Exercise
Write out the material exactly, leaving every picture behind.

Source records
+---+

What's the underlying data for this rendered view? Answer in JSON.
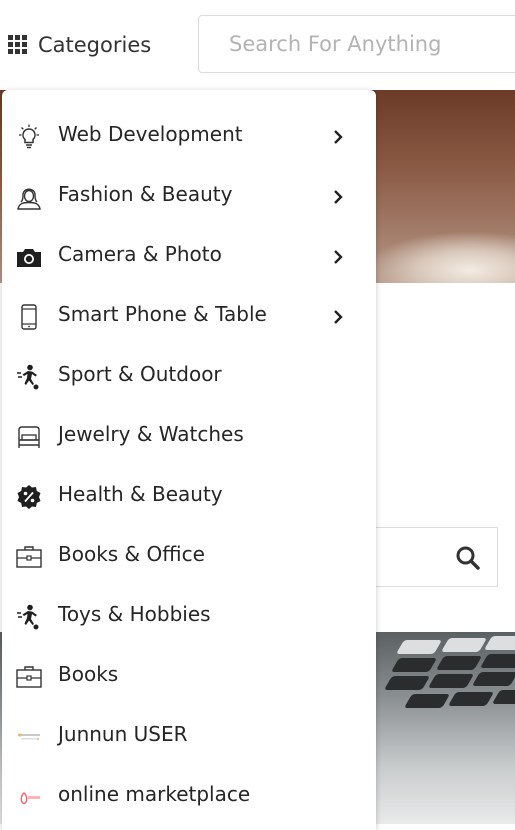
{
  "header": {
    "categories_label": "Categories",
    "search_placeholder": "Search For Anything"
  },
  "menu": {
    "items": [
      {
        "label": "Web Development",
        "icon": "lightbulb-icon",
        "has_submenu": true
      },
      {
        "label": "Fashion & Beauty",
        "icon": "woman-avatar-icon",
        "has_submenu": true
      },
      {
        "label": "Camera & Photo",
        "icon": "camera-icon",
        "has_submenu": true
      },
      {
        "label": "Smart Phone & Table",
        "icon": "smartphone-icon",
        "has_submenu": true
      },
      {
        "label": "Sport & Outdoor",
        "icon": "soccer-player-icon",
        "has_submenu": false
      },
      {
        "label": "Jewelry & Watches",
        "icon": "bed-icon",
        "has_submenu": false
      },
      {
        "label": "Health & Beauty",
        "icon": "percent-badge-icon",
        "has_submenu": false
      },
      {
        "label": "Books & Office",
        "icon": "briefcase-icon",
        "has_submenu": false
      },
      {
        "label": "Toys & Hobbies",
        "icon": "soccer-player-icon",
        "has_submenu": false
      },
      {
        "label": "Books",
        "icon": "briefcase-icon",
        "has_submenu": false
      },
      {
        "label": "Junnun USER",
        "icon": "brand-logo-icon",
        "has_submenu": false
      },
      {
        "label": "online marketplace",
        "icon": "airbnb-logo-icon",
        "has_submenu": false
      }
    ]
  },
  "colors": {
    "text": "#262626",
    "border": "#dcdcdc",
    "placeholder": "#b3b3b3",
    "airbnb_accent": "#ff5a5f"
  }
}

+---+

Answer for this exercise
What's the underlying data for this rendered view? Answer in JSON.
{
  "header": {
    "categories_label": "Categories",
    "search_placeholder": "Search For Anything"
  },
  "menu": {
    "items": [
      {
        "label": "Web Development",
        "icon": "lightbulb-icon",
        "has_submenu": true
      },
      {
        "label": "Fashion & Beauty",
        "icon": "woman-avatar-icon",
        "has_submenu": true
      },
      {
        "label": "Camera & Photo",
        "icon": "camera-icon",
        "has_submenu": true
      },
      {
        "label": "Smart Phone & Table",
        "icon": "smartphone-icon",
        "has_submenu": true
      },
      {
        "label": "Sport & Outdoor",
        "icon": "soccer-player-icon",
        "has_submenu": false
      },
      {
        "label": "Jewelry & Watches",
        "icon": "bed-icon",
        "has_submenu": false
      },
      {
        "label": "Health & Beauty",
        "icon": "percent-badge-icon",
        "has_submenu": false
      },
      {
        "label": "Books & Office",
        "icon": "briefcase-icon",
        "has_submenu": false
      },
      {
        "label": "Toys & Hobbies",
        "icon": "soccer-player-icon",
        "has_submenu": false
      },
      {
        "label": "Books",
        "icon": "briefcase-icon",
        "has_submenu": false
      },
      {
        "label": "Junnun USER",
        "icon": "brand-logo-icon",
        "has_submenu": false
      },
      {
        "label": "online marketplace",
        "icon": "airbnb-logo-icon",
        "has_submenu": false
      }
    ]
  },
  "colors": {
    "text": "#262626",
    "border": "#dcdcdc",
    "placeholder": "#b3b3b3",
    "airbnb_accent": "#ff5a5f"
  }
}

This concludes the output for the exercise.